* DESCRIPTION OF THE TASK *
Repeat, exactly and completely, the material that follows. Omit the pictures.

* RECORDED INFORMATION *
══════════
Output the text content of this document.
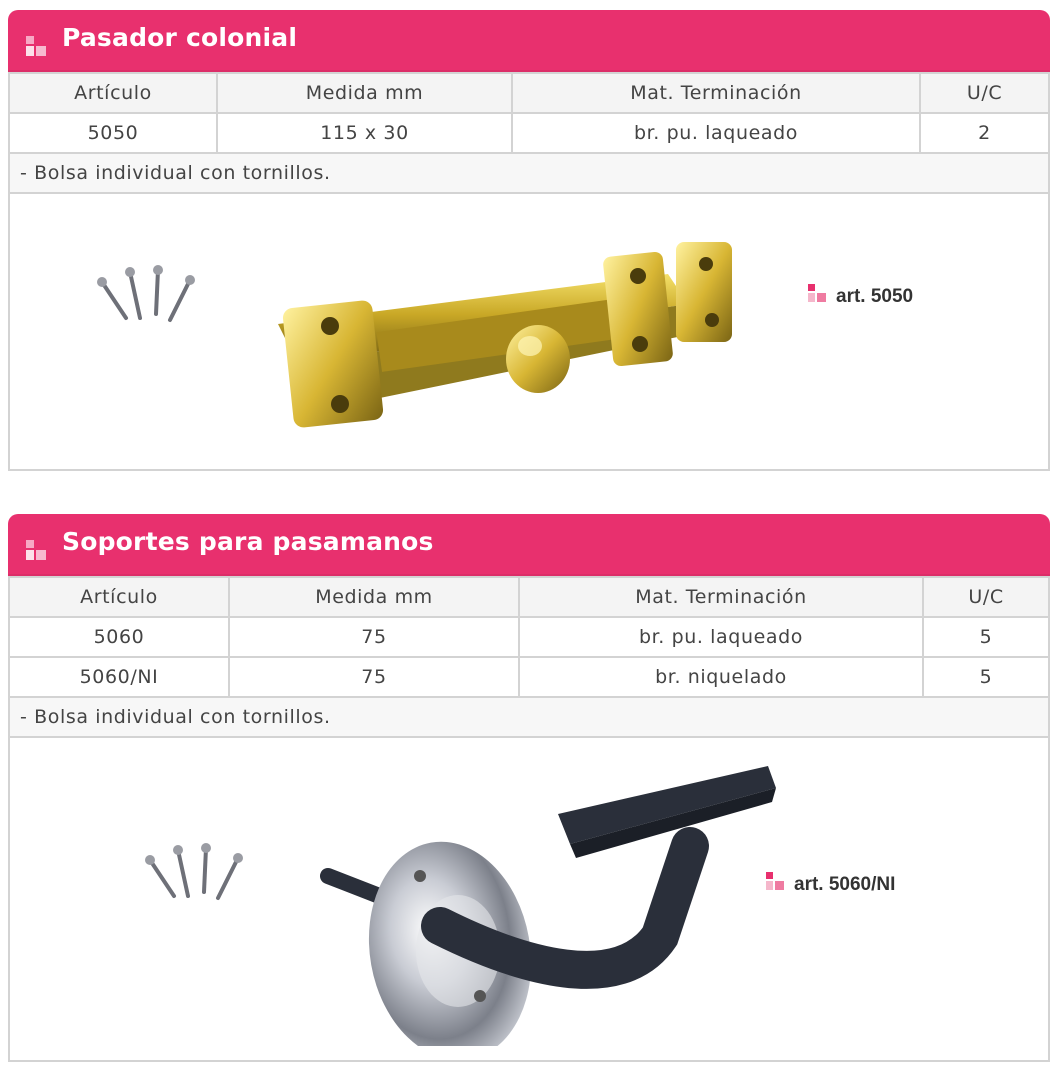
Pasador colonial
Artículo	Medida mm	Mat. Terminación	U/C
5050	115 x 30	br. pu. laqueado	2
- Bolsa individual con tornillos.			
art. 5050
Soportes para pasamanos
Artículo	Medida mm	Mat. Terminación	U/C
5060	75	br. pu. laqueado	5
5060/NI	75	br. niquelado	5
- Bolsa individual con tornillos.			
art. 5060/NI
══════════
* THE RESPONSE *
Output the text content of this document.
Pasador colonial
Artículo	Medida mm	Mat. Terminación	U/C
5050	115 x 30	br. pu. laqueado	2
- Bolsa individual con tornillos.			
art. 5050
Soportes para pasamanos
Artículo	Medida mm	Mat. Terminación	U/C
5060	75	br. pu. laqueado	5
5060/NI	75	br. niquelado	5
- Bolsa individual con tornillos.			
art. 5060/NI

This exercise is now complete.